-- AIM OF THE TASK --
Retype each record shown below, leaving every character as it is.

-- SUPPLIED MATERIAL --
** BEGIN **

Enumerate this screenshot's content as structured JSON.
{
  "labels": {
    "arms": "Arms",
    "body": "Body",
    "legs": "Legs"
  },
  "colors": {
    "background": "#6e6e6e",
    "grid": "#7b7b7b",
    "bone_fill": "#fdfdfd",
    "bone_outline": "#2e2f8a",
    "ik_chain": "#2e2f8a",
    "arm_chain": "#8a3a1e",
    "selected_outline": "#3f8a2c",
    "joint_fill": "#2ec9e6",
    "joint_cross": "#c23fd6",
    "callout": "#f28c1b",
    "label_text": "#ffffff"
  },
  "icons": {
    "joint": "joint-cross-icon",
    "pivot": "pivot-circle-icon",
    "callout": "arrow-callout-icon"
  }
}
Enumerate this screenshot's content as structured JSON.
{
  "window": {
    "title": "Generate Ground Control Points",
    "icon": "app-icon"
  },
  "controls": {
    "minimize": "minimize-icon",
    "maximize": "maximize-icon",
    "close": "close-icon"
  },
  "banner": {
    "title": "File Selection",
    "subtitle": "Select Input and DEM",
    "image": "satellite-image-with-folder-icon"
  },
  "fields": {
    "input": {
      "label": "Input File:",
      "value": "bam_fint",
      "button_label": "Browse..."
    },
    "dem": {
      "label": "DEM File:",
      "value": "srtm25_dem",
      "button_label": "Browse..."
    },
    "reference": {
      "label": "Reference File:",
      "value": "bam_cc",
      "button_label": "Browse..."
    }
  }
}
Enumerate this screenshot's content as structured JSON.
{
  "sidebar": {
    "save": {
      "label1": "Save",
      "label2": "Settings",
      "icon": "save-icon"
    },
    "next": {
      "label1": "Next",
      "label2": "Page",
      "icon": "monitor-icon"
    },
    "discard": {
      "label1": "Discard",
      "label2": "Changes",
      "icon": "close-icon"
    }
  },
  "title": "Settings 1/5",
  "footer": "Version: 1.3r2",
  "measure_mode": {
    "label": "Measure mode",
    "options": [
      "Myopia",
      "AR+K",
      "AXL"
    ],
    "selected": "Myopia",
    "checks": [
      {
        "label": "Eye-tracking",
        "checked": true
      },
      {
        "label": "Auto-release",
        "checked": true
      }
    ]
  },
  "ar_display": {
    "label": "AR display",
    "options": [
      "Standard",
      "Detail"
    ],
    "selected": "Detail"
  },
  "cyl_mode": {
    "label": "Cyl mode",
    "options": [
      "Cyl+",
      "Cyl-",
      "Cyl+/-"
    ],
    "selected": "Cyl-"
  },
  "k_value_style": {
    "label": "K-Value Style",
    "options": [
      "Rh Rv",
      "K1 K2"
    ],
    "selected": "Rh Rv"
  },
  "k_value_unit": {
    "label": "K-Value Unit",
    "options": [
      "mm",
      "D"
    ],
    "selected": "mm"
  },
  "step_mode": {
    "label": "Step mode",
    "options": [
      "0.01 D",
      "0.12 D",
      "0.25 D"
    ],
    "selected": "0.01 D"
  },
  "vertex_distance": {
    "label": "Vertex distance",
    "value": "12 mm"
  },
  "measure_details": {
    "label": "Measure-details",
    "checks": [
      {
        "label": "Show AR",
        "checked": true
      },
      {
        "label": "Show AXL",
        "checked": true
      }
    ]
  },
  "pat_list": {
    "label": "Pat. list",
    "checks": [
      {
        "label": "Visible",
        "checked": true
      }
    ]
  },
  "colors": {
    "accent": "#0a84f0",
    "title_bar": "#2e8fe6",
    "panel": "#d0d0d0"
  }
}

** END **

-- CORRECT RESPONSE --
Enumerate this screenshot's content as structured JSON.
{
  "labels": {
    "arms": "Arms",
    "body": "Body",
    "legs": "Legs"
  },
  "colors": {
    "background": "#6e6e6e",
    "grid": "#7b7b7b",
    "bone_fill": "#fdfdfd",
    "bone_outline": "#2e2f8a",
    "ik_chain": "#2e2f8a",
    "arm_chain": "#8a3a1e",
    "selected_outline": "#3f8a2c",
    "joint_fill": "#2ec9e6",
    "joint_cross": "#c23fd6",
    "callout": "#f28c1b",
    "label_text": "#ffffff"
  },
  "icons": {
    "joint": "joint-cross-icon",
    "pivot": "pivot-circle-icon",
    "callout": "arrow-callout-icon"
  }
}
Enumerate this screenshot's content as structured JSON.
{
  "window": {
    "title": "Generate Ground Control Points",
    "icon": "app-icon"
  },
  "controls": {
    "minimize": "minimize-icon",
    "maximize": "maximize-icon",
    "close": "close-icon"
  },
  "banner": {
    "title": "File Selection",
    "subtitle": "Select Input and DEM",
    "image": "satellite-image-with-folder-icon"
  },
  "fields": {
    "input": {
      "label": "Input File:",
      "value": "bam_fint",
      "button_label": "Browse..."
    },
    "dem": {
      "label": "DEM File:",
      "value": "srtm25_dem",
      "button_label": "Browse..."
    },
    "reference": {
      "label": "Reference File:",
      "value": "bam_cc",
      "button_label": "Browse..."
    }
  }
}
Enumerate this screenshot's content as structured JSON.
{
  "sidebar": {
    "save": {
      "label1": "Save",
      "label2": "Settings",
      "icon": "save-icon"
    },
    "next": {
      "label1": "Next",
      "label2": "Page",
      "icon": "monitor-icon"
    },
    "discard": {
      "label1": "Discard",
      "label2": "Changes",
      "icon": "close-icon"
    }
  },
  "title": "Settings 1/5",
  "footer": "Version: 1.3r2",
  "measure_mode": {
    "label": "Measure mode",
    "options": [
      "Myopia",
      "AR+K",
      "AXL"
    ],
    "selected": "Myopia",
    "checks": [
      {
        "label": "Eye-tracking",
        "checked": true
      },
      {
        "label": "Auto-release",
        "checked": true
      }
    ]
  },
  "ar_display": {
    "label": "AR display",
    "options": [
      "Standard",
      "Detail"
    ],
    "selected": "Detail"
  },
  "cyl_mode": {
    "label": "Cyl mode",
    "options": [
      "Cyl+",
      "Cyl-",
      "Cyl+/-"
    ],
    "selected": "Cyl-"
  },
  "k_value_style": {
    "label": "K-Value Style",
    "options": [
      "Rh Rv",
      "K1 K2"
    ],
    "selected": "Rh Rv"
  },
  "k_value_unit": {
    "label": "K-Value Unit",
    "options": [
      "mm",
      "D"
    ],
    "selected": "mm"
  },
  "step_mode": {
    "label": "Step mode",
    "options": [
      "0.01 D",
      "0.12 D",
      "0.25 D"
    ],
    "selected": "0.01 D"
  },
  "vertex_distance": {
    "label": "Vertex distance",
    "value": "12 mm"
  },
  "measure_details": {
    "label": "Measure-details",
    "checks": [
      {
        "label": "Show AR",
        "checked": true
      },
      {
        "label": "Show AXL",
        "checked": true
      }
    ]
  },
  "pat_list": {
    "label": "Pat. list",
    "checks": [
      {
        "label": "Visible",
        "checked": true
      }
    ]
  },
  "colors": {
    "accent": "#0a84f0",
    "title_bar": "#2e8fe6",
    "panel": "#d0d0d0"
  }
}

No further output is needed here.